Raw records:
* begin *
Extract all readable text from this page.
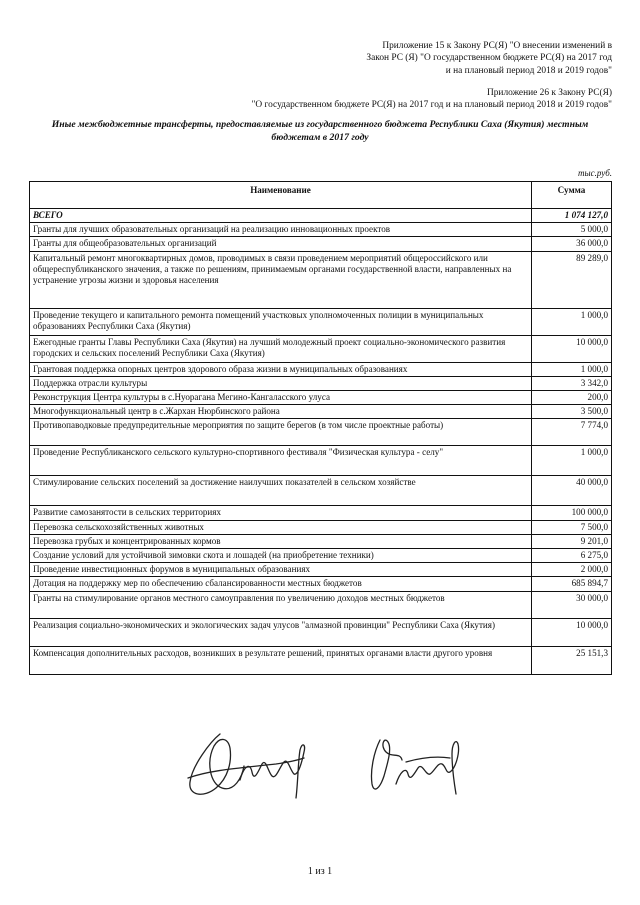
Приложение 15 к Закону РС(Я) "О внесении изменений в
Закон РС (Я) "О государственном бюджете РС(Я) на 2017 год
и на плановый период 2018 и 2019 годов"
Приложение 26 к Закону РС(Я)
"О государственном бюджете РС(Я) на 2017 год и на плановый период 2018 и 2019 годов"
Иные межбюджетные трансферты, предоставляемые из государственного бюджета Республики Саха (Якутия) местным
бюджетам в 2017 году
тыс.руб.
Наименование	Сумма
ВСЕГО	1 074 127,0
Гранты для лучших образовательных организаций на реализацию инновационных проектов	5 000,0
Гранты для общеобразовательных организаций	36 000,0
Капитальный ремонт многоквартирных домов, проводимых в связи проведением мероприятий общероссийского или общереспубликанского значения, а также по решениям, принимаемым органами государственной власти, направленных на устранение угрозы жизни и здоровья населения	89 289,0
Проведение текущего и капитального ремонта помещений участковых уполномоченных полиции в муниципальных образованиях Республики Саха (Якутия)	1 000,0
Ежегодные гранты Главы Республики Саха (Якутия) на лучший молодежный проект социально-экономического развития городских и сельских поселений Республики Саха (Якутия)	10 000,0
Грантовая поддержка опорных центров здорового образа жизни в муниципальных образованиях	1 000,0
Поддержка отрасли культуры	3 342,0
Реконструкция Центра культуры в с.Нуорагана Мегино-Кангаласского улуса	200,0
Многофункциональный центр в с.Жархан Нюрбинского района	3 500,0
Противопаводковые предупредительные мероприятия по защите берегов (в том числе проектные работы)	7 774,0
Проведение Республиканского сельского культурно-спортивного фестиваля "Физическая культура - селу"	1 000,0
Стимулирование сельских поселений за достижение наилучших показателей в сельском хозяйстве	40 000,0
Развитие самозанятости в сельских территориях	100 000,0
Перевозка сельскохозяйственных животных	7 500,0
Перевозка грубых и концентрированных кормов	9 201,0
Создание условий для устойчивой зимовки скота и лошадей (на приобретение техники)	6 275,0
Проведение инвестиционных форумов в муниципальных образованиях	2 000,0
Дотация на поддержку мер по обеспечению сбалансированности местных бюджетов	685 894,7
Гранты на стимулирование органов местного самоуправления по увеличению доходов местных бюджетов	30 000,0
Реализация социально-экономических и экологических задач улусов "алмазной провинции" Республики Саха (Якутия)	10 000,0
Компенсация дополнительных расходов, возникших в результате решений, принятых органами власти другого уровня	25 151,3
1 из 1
* end *
* begin *
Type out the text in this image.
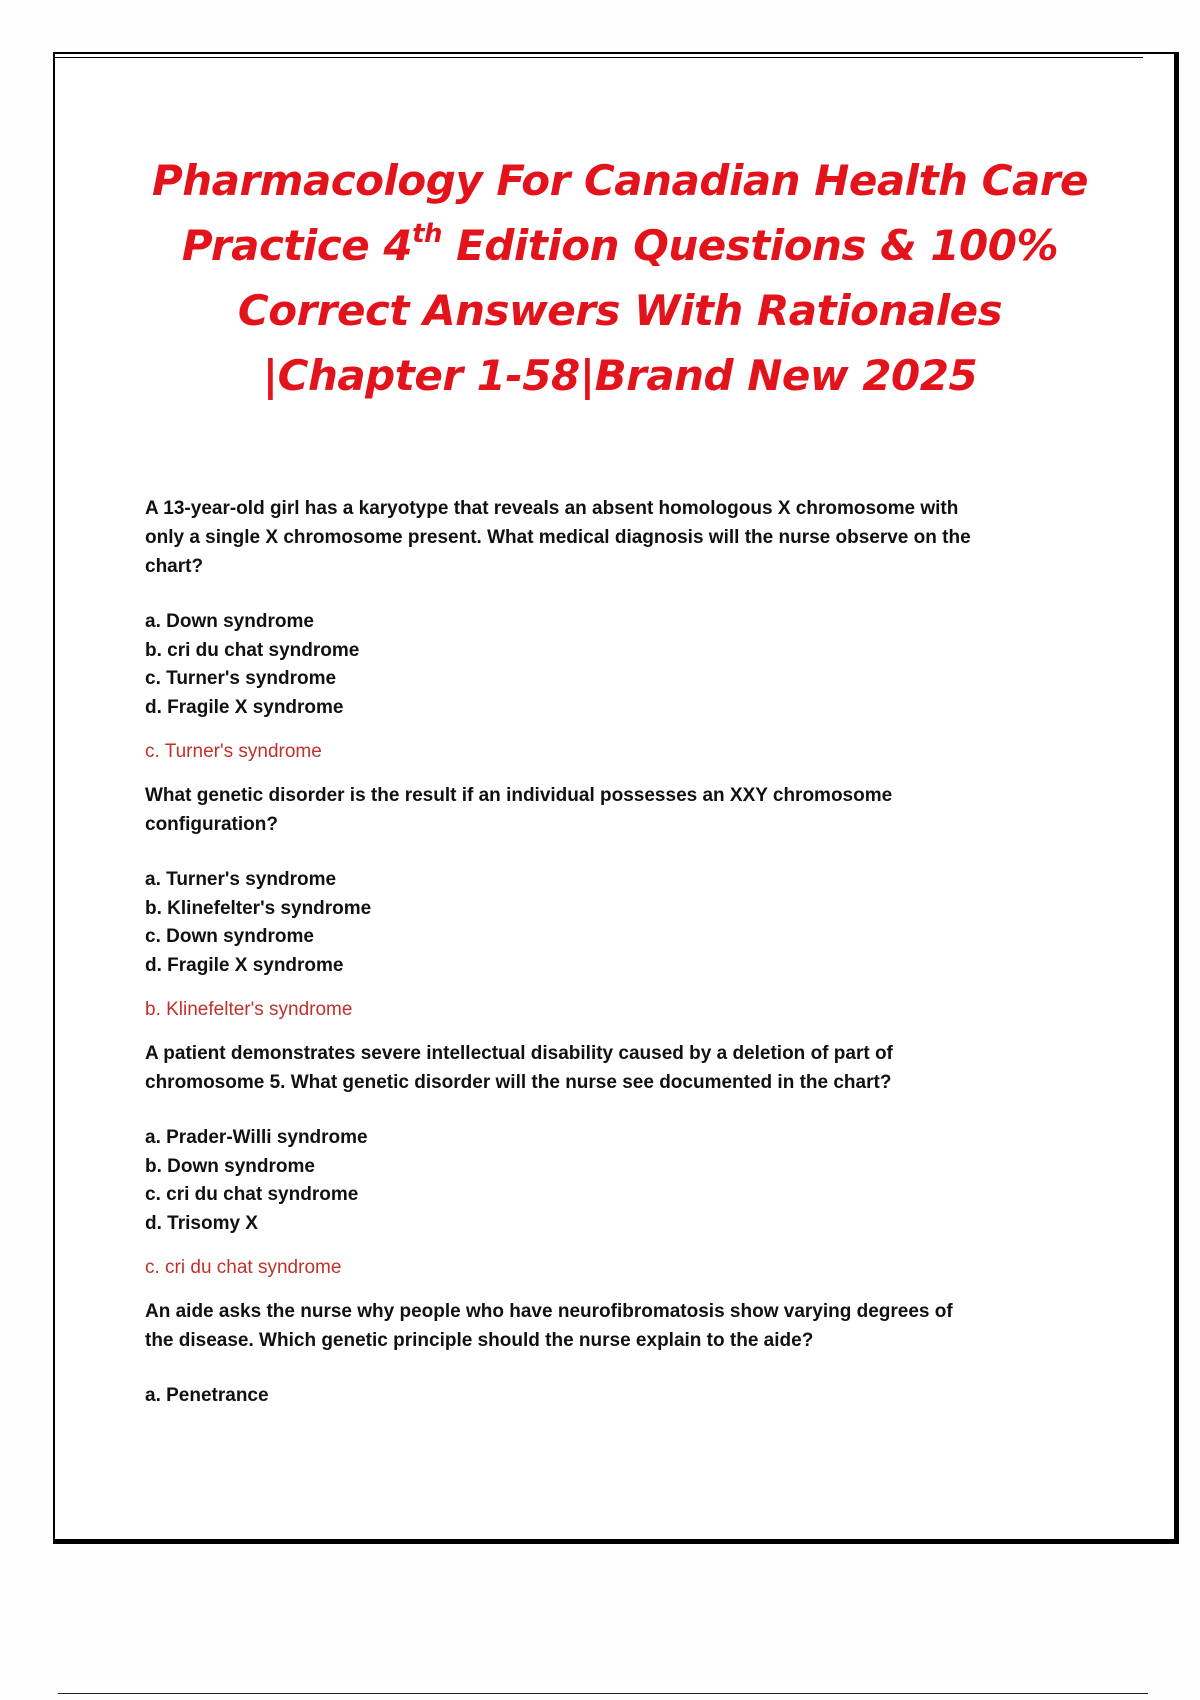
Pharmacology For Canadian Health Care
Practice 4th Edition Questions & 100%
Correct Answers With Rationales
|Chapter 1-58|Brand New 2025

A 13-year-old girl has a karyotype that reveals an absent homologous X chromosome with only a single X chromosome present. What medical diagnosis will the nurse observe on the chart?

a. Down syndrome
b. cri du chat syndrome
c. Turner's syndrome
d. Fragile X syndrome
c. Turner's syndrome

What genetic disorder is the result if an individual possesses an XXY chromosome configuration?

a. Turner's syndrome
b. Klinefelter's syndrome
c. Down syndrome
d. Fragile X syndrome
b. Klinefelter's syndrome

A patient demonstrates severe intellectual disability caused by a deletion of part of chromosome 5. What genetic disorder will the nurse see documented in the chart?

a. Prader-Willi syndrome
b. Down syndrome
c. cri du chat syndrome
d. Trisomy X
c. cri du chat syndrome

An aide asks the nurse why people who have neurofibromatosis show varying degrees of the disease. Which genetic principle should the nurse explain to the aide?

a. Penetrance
* end *
PROMPT: Find the lines with the string "культуры" and reproduce them.

EXERCISE RESULT:
Поддержка отрасли культуры	3 342,0
Реконструкция Центра культуры в с.Нуорагана Мегино-Кангаласского улуса	200,0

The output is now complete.